Exercise:
Whenever a line below holds the word "this", copy that line.

━━━━━━━━━━

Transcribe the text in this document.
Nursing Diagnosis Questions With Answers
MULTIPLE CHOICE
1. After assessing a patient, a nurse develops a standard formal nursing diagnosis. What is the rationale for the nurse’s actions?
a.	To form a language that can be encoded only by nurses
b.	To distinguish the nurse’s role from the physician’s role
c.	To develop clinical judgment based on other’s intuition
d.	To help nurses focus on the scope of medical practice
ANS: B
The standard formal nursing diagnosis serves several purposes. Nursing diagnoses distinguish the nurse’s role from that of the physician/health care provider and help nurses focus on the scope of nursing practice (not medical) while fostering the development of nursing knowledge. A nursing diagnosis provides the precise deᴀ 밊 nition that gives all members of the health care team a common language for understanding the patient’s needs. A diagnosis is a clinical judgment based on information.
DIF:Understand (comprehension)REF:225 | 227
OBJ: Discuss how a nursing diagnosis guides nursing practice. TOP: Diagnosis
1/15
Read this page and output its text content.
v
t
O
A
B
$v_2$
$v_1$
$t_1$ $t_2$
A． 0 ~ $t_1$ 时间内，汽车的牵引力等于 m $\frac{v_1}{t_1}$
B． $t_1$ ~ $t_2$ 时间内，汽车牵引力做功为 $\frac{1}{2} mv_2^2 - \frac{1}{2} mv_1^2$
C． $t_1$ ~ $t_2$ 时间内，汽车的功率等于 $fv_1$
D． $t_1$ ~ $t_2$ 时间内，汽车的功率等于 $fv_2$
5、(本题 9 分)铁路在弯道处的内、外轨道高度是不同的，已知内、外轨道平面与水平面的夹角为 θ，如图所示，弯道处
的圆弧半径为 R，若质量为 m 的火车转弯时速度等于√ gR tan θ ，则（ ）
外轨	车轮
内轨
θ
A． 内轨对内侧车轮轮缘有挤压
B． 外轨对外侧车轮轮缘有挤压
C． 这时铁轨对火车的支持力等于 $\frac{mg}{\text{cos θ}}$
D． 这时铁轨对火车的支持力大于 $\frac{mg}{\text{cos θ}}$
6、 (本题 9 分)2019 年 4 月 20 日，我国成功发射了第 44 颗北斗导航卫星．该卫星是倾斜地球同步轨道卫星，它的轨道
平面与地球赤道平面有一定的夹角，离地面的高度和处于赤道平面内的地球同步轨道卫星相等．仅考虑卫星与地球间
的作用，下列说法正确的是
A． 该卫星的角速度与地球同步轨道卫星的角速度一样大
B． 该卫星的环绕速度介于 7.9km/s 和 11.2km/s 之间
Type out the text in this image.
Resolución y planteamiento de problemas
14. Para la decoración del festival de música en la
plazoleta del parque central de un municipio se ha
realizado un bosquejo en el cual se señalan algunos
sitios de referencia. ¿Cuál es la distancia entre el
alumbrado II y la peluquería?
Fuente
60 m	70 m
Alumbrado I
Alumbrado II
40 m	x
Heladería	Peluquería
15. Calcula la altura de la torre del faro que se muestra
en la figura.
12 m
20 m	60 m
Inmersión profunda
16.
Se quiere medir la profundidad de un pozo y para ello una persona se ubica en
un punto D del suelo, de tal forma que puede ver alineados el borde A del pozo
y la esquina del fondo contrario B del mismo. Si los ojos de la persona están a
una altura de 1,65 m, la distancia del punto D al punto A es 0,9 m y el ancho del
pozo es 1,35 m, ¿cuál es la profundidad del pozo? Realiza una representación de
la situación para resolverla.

━━━━━━━━━━

Reply to the task:
Transcribe the text in this document.
Read this page and output its text content.
Type out the text in this image.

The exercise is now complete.